Data listing:
## BEGIN
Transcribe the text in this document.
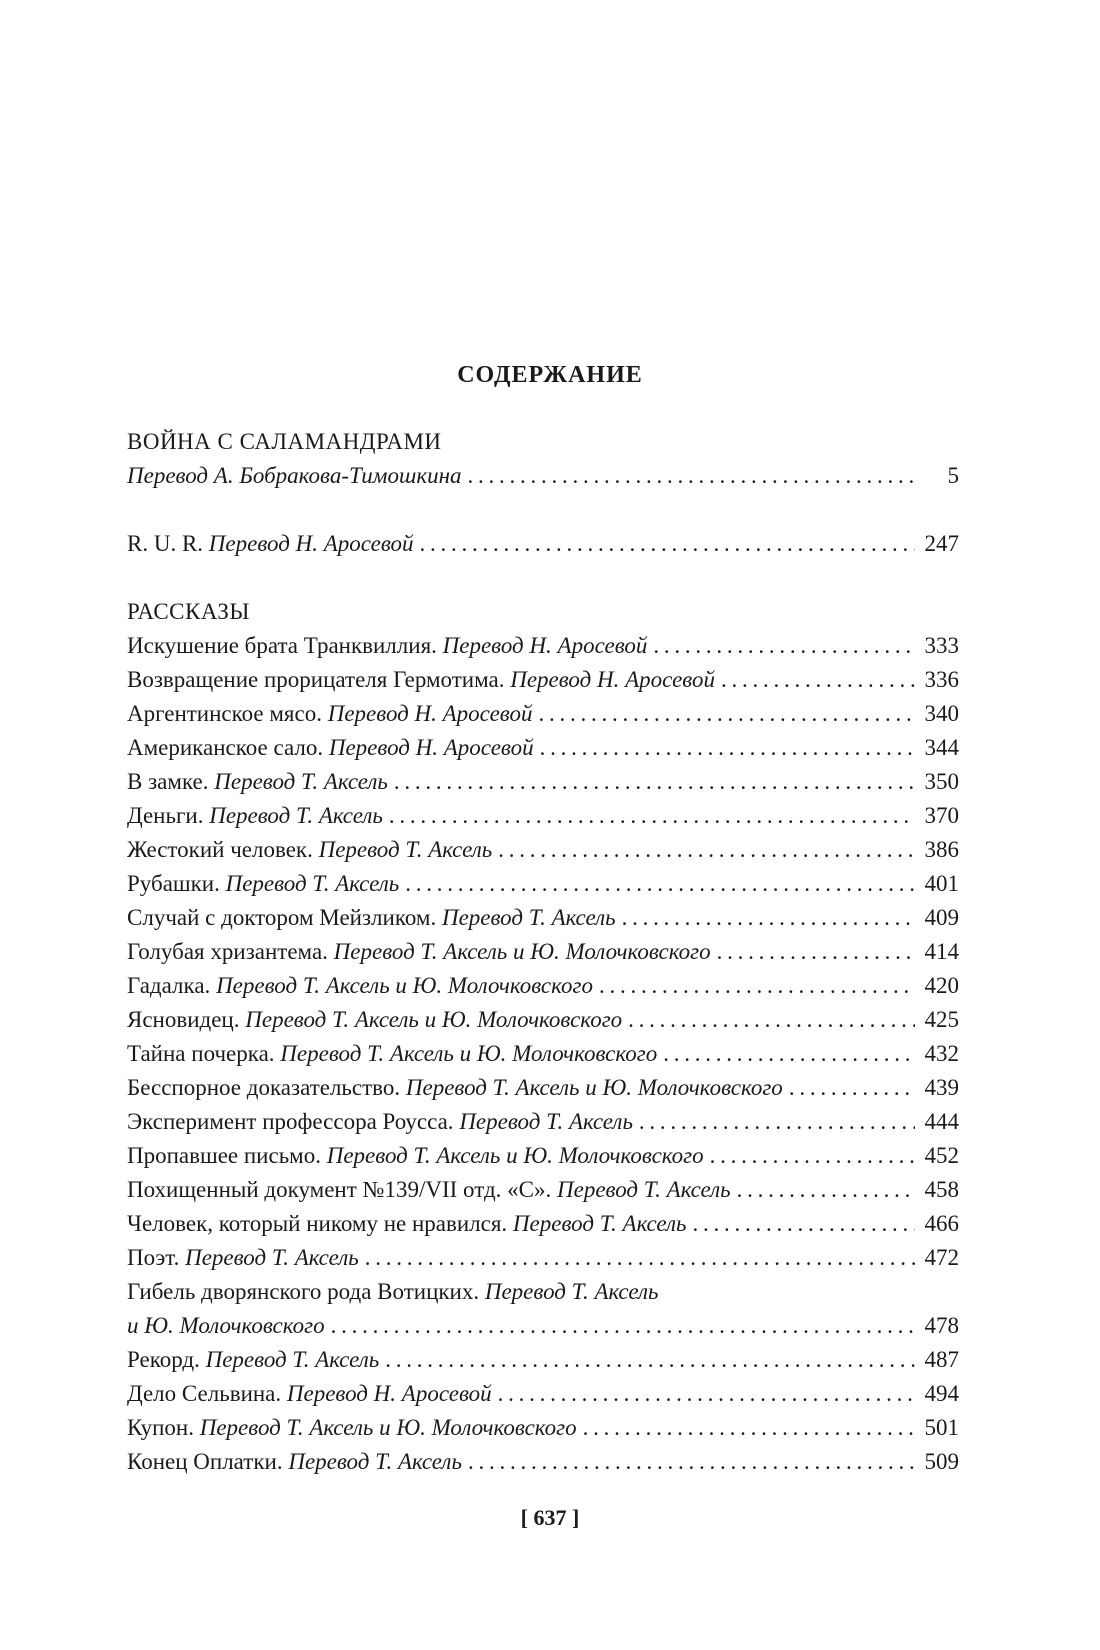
СОДЕРЖАНИЕ
ВОЙНА С САЛАМАНДРАМИ
Перевод А. Бобракова-Тимошкина . . .	5
R. U. R.
Перевод Н. Аросевой . . .	247
РАССКАЗЫ
Искушение брата Транквиллия.
Перевод Н. Аросевой . . .	333
Возвращение прорицателя Гермотима.
Перевод Н. Аросевой . . .	336
Аргентинское мясо.
Перевод Н. Аросевой . . .	340
Американское сало.
Перевод Н. Аросевой . . .	344
В замке.
Перевод Т. Аксель . . .	350
Деньги.
Перевод Т. Аксель . . .	370
Жестокий человек.
Перевод Т. Аксель . . .	386
Рубашки.
Перевод Т. Аксель . . .	401
Случай с доктором Мейзликом.
Перевод Т. Аксель . . .	409
Голубая хризантема.
Перевод Т. Аксель и Ю. Молочковского . . .	414
Гадалка.
Перевод Т. Аксель и Ю. Молочковского . . .	420
Ясновидец.
Перевод Т. Аксель и Ю. Молочковского . . .	425
Тайна почерка.
Перевод Т. Аксель и Ю. Молочковского . . .	432
Бесспорное доказательство.
Перевод Т. Аксель и Ю. Молочковского . . .	439
Эксперимент профессора Роусса.
Перевод Т. Аксель . . .	444
Пропавшее письмо.
Перевод Т. Аксель и Ю. Молочковского . . .	452
Похищенный документ №139/VII отд. «С».
Перевод Т. Аксель . . .	458
Человек, который никому не нравился.
Перевод Т. Аксель . . .	466
Поэт.
Перевод Т. Аксель . . .	472
Гибель дворянского рода Вотицких.
Перевод Т. Аксель
и Ю. Молочковского . . .	478
Рекорд.
Перевод Т. Аксель . . .	487
Дело Сельвина.
Перевод Н. Аросевой . . .	494
Купон.
Перевод Т. Аксель и Ю. Молочковского . . .	501
Конец Оплатки.
Перевод Т. Аксель . . .	509
[ 637 ]
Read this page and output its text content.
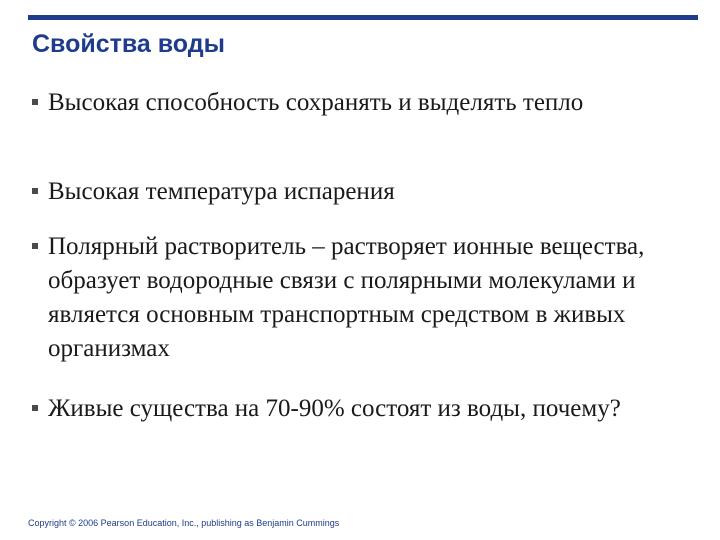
Свойства воды
Высокая способность сохранять и выделять тепло
Высокая температура испарения
Полярный растворитель – растворяет ионные вещества, образует водородные связи с полярными молекулами и является основным транспортным средством в живых организмах
Живые существа на 70-90% состоят из воды, почему?
Copyright © 2006 Pearson Education, Inc., publishing as Benjamin Cummings
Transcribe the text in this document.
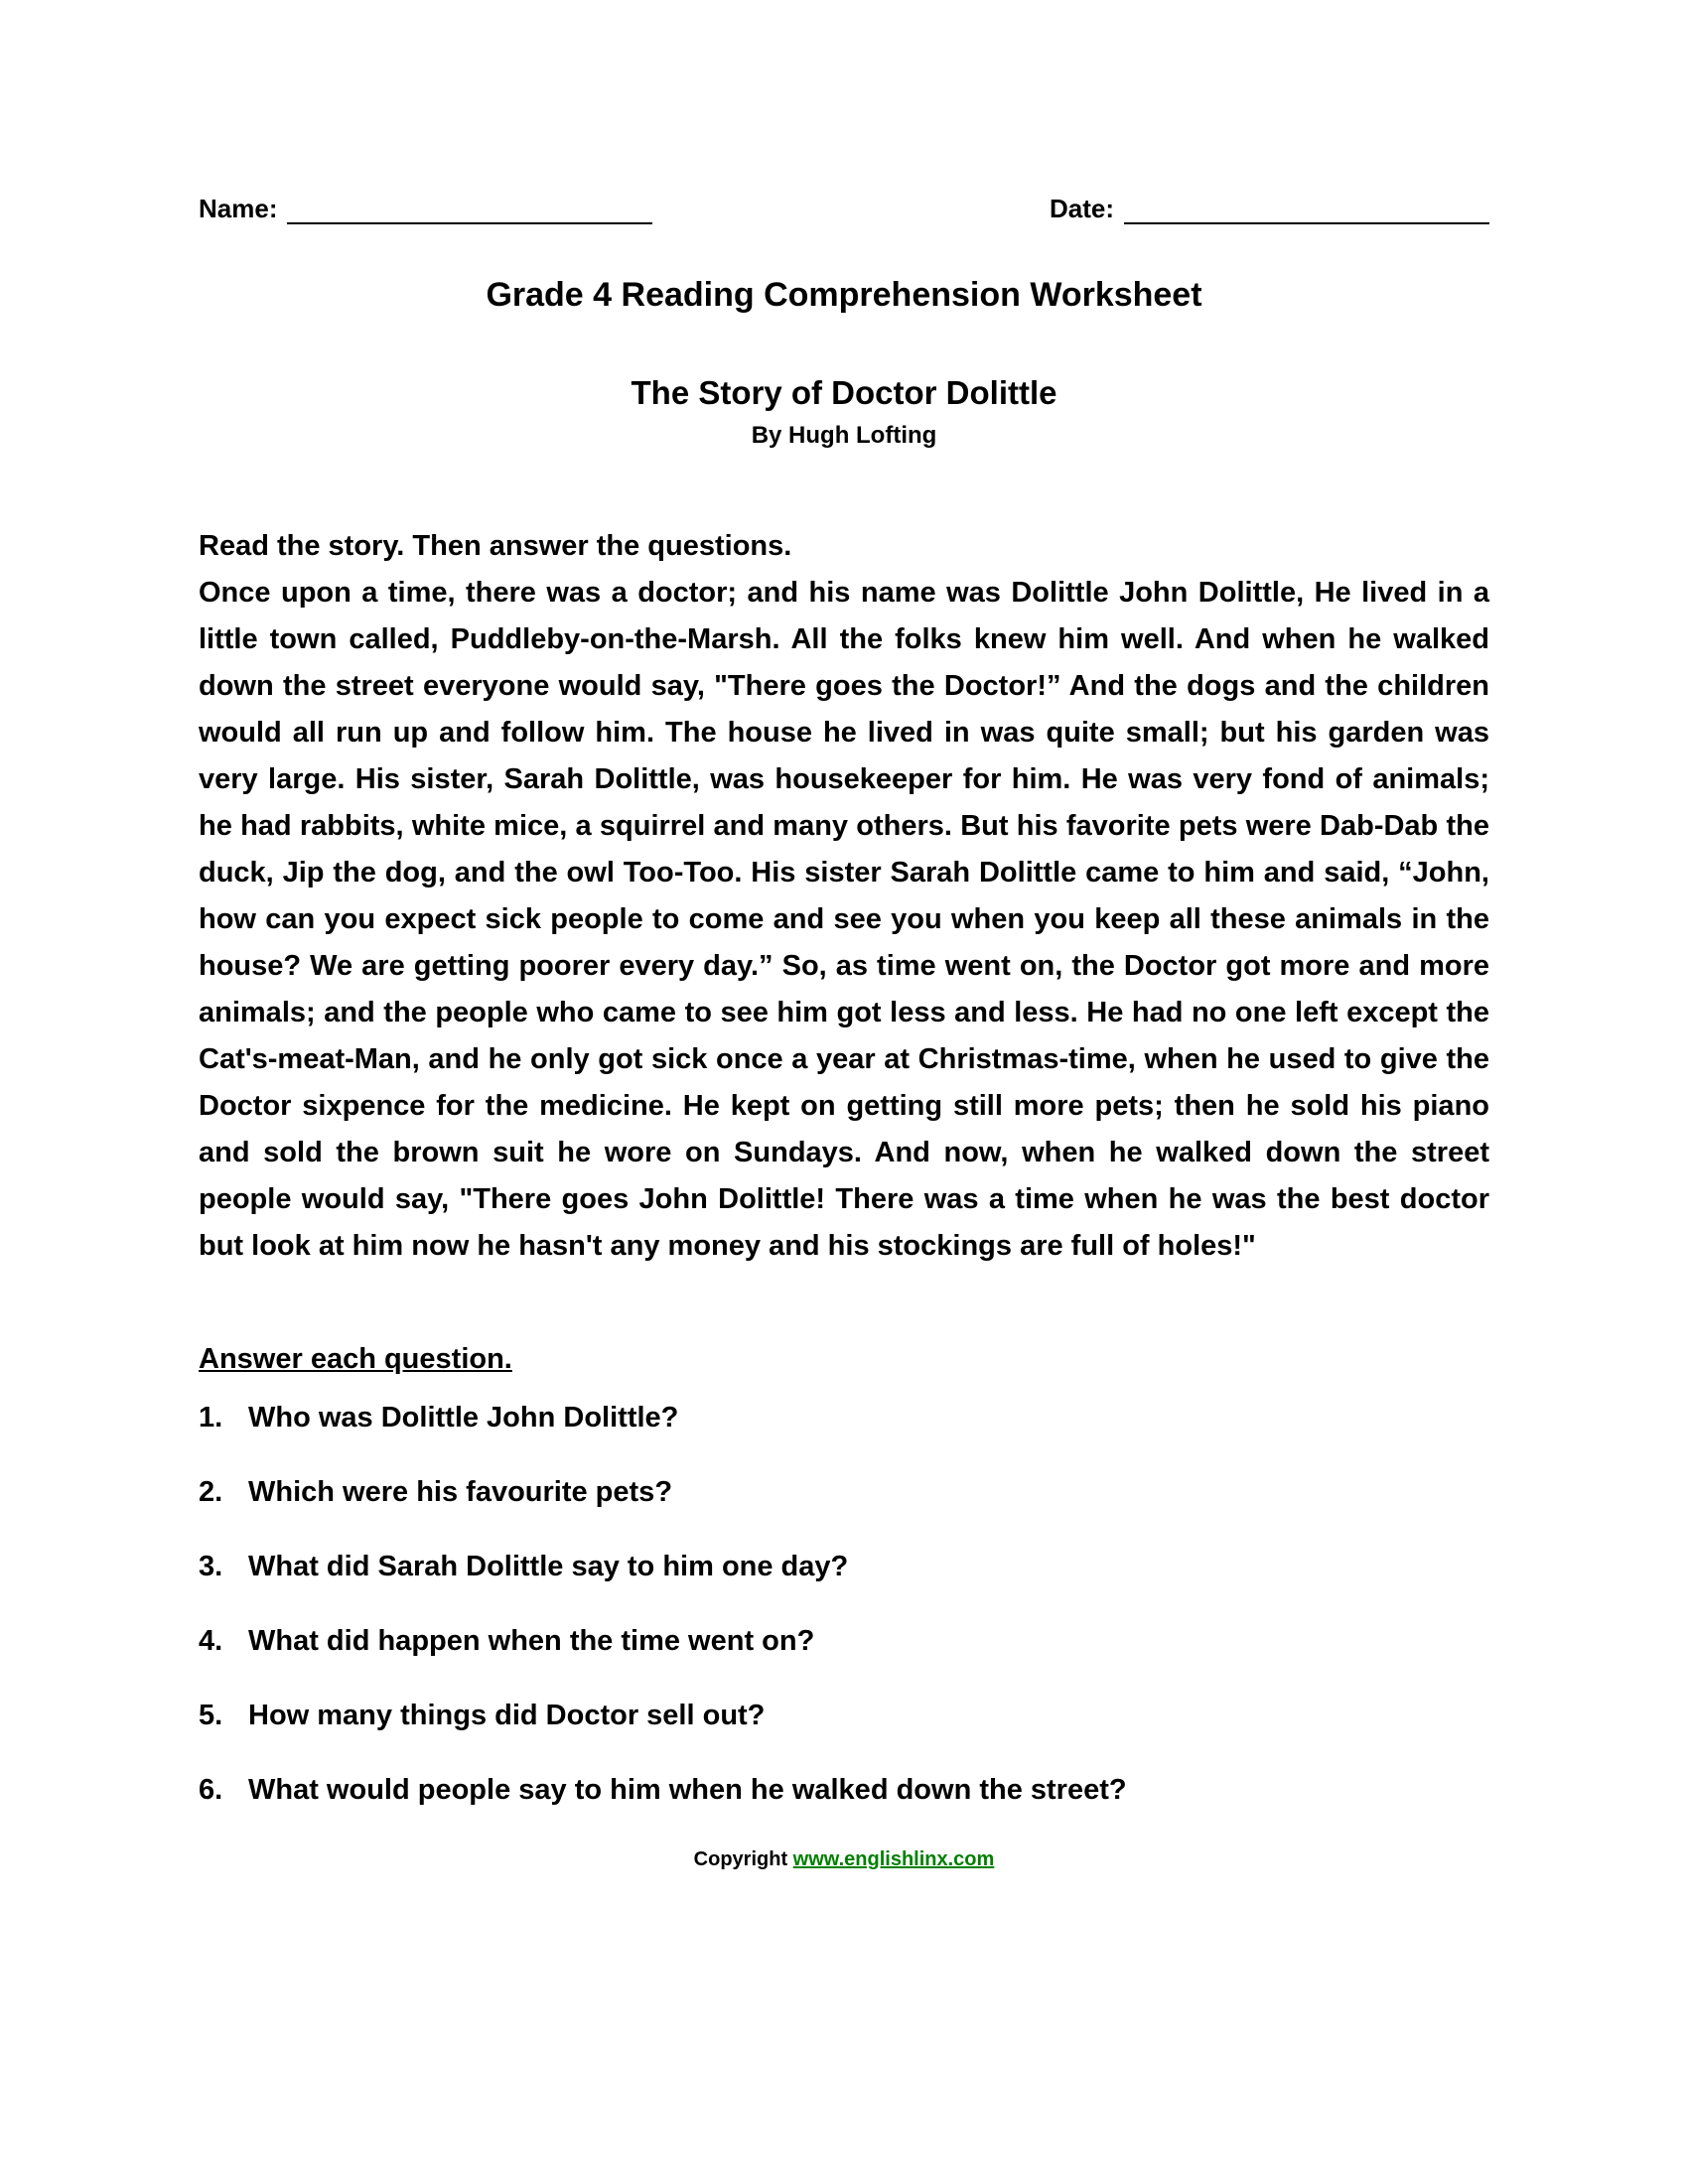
Name:	Date:
Grade 4 Reading Comprehension Worksheet
The Story of Doctor Dolittle
By Hugh Lofting
Read the story. Then answer the questions.
Once upon a time, there was a doctor; and his name was Dolittle John Dolittle, He lived in a little town called, Puddleby-on-the-Marsh. All the folks knew him well. And when he walked down the street everyone would say, "There goes the Doctor!” And the dogs and the children would all run up and follow him. The house he lived in was quite small; but his garden was very large. His sister, Sarah Dolittle, was housekeeper for him. He was very fond of animals; he had rabbits, white mice, a squirrel and many others. But his favorite pets were Dab-Dab the duck, Jip the dog, and the owl Too-Too. His sister Sarah Dolittle came to him and said, “John, how can you expect sick people to come and see you when you keep all these animals in the house? We are getting poorer every day.” So, as time went on, the Doctor got more and more animals; and the people who came to see him got less and less. He had no one left except the Cat's-meat-Man, and he only got sick once a year at Christmas-time, when he used to give the Doctor sixpence for the medicine. He kept on getting still more pets; then he sold his piano and sold the brown suit he wore on Sundays. And now, when he walked down the street people would say, "There goes John Dolittle! There was a time when he was the best doctor but look at him now he hasn't any money and his stockings are full of holes!"
Answer each question.
1. Who was Dolittle John Dolittle?
2. Which were his favourite pets?
3. What did Sarah Dolittle say to him one day?
4. What did happen when the time went on?
5. How many things did Doctor sell out?
6. What would people say to him when he walked down the street?
Copyright www.englishlinx.com
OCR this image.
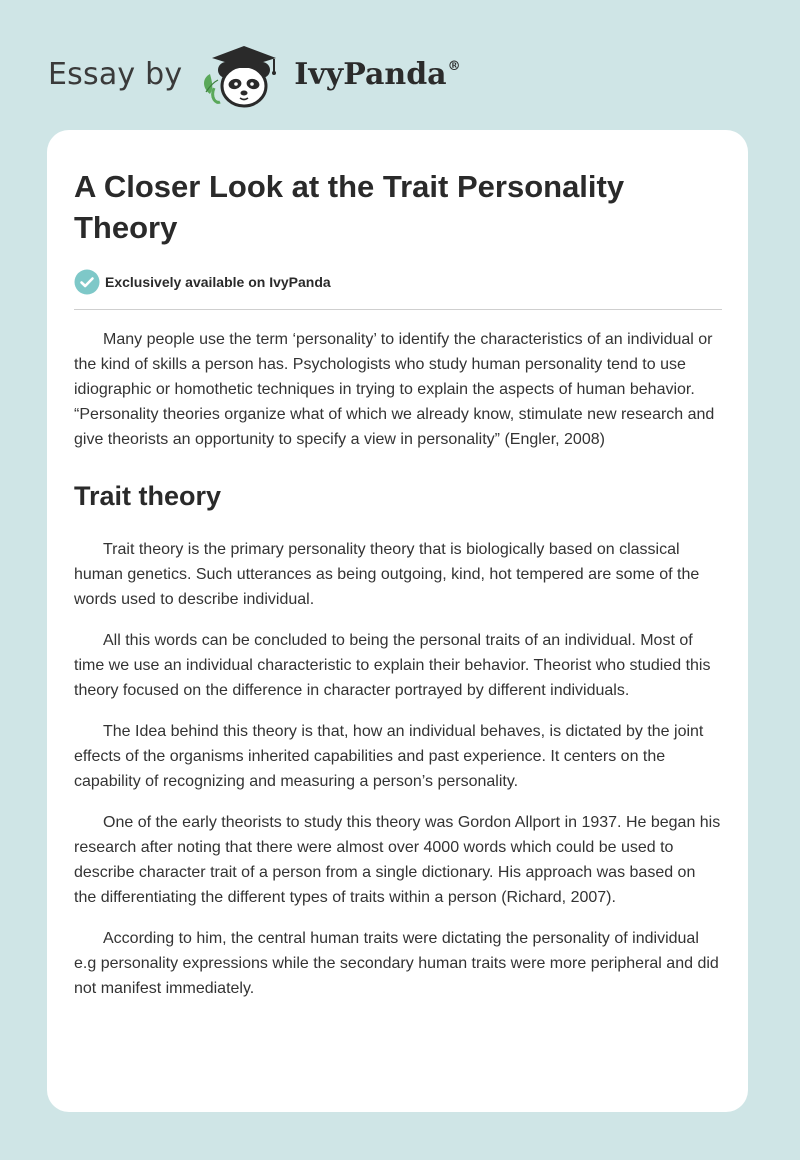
Essay by	IvyPanda®
A Closer Look at the Trait Personality Theory
Exclusively available on IvyPanda

Many people use the term ‘personality’ to identify the characteristics of an individual or the kind of skills a person has. Psychologists who study human personality tend to use idiographic or homothetic techniques in trying to explain the aspects of human behavior. “Personality theories organize what of which we already know, stimulate new research and give theorists an opportunity to specify a view in personality” (Engler, 2008)

Trait theory

Trait theory is the primary personality theory that is biologically based on classical human genetics. Such utterances as being outgoing, kind, hot tempered are some of the words used to describe individual.

All this words can be concluded to being the personal traits of an individual. Most of time we use an individual characteristic to explain their behavior. Theorist who studied this theory focused on the difference in character portrayed by different individuals.

The Idea behind this theory is that, how an individual behaves, is dictated by the joint effects of the organisms inherited capabilities and past experience. It centers on the capability of recognizing and measuring a person’s personality.

One of the early theorists to study this theory was Gordon Allport in 1937. He began his research after noting that there were almost over 4000 words which could be used to describe character trait of a person from a single dictionary. His approach was based on the differentiating the different types of traits within a person (Richard, 2007).

According to him, the central human traits were dictating the personality of individual e.g personality expressions while the secondary human traits were more peripheral and did not manifest immediately.
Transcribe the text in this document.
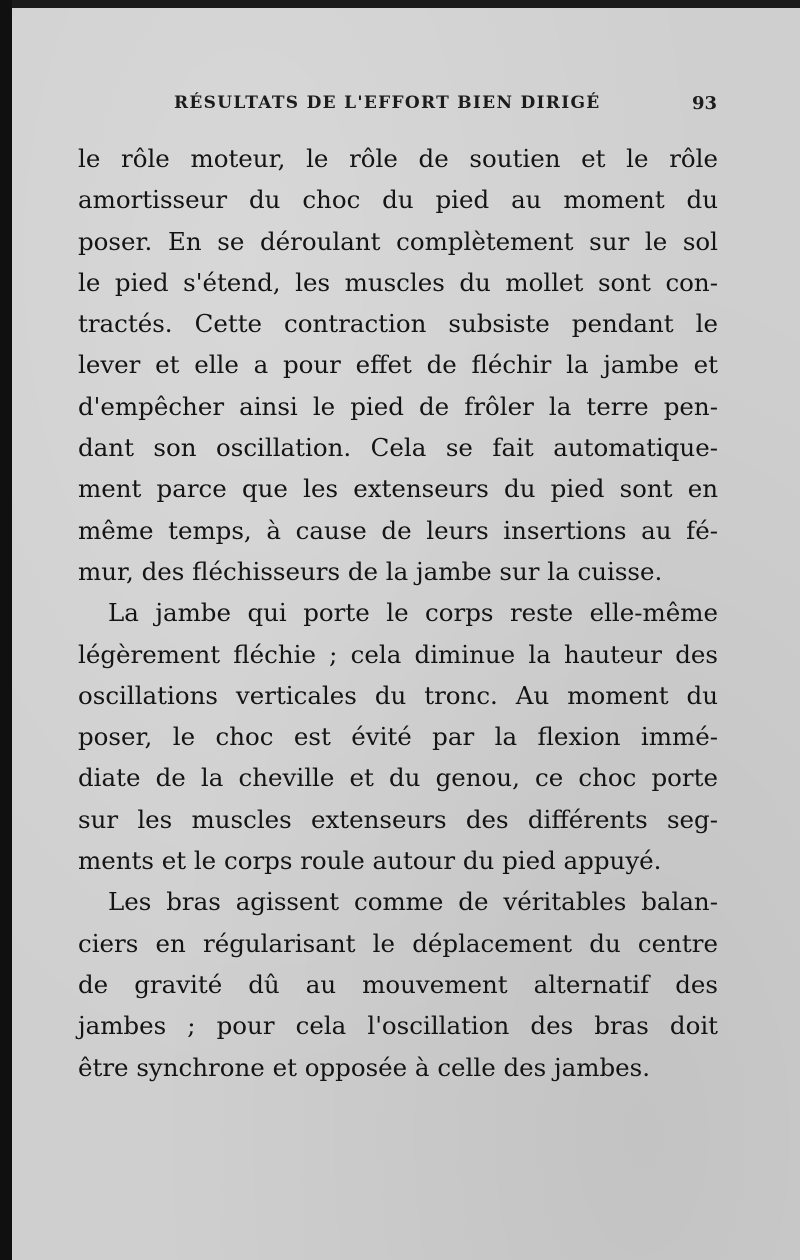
RÉSULTATS DE L'EFFORT BIEN DIRIGÉ	93
le rôle moteur, le rôle de soutien et le rôle
amortisseur du choc du pied au moment du
poser. En se déroulant complètement sur le sol
le pied s'étend, les muscles du mollet sont con-
tractés. Cette contraction subsiste pendant le
lever et elle a pour effet de fléchir la jambe et
d'empêcher ainsi le pied de frôler la terre pen-
dant son oscillation. Cela se fait automatique-
ment parce que les extenseurs du pied sont en
même temps, à cause de leurs insertions au fé-
mur, des fléchisseurs de la jambe sur la cuisse.
La jambe qui porte le corps reste elle-même
légèrement fléchie ; cela diminue la hauteur des
oscillations verticales du tronc. Au moment du
poser, le choc est évité par la flexion immé-
diate de la cheville et du genou, ce choc porte
sur les muscles extenseurs des différents seg-
ments et le corps roule autour du pied appuyé.
Les bras agissent comme de véritables balan-
ciers en régularisant le déplacement du centre
de gravité dû au mouvement alternatif des
jambes ; pour cela l'oscillation des bras doit
être synchrone et opposée à celle des jambes.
## END
Your instructions
Identify each line in the entries with the word "being" and copy it.

Solved exercise
Trait theory is the primary personality theory that is biologically based on classical human genetics. Such utterances as being outgoing, kind, hot tempered are some of the words used to describe individual.
All this words can be concluded to being the personal traits of an individual. Most of time we use an individual characteristic to explain their behavior. Theorist who studied this theory focused on the difference in character portrayed by different individuals.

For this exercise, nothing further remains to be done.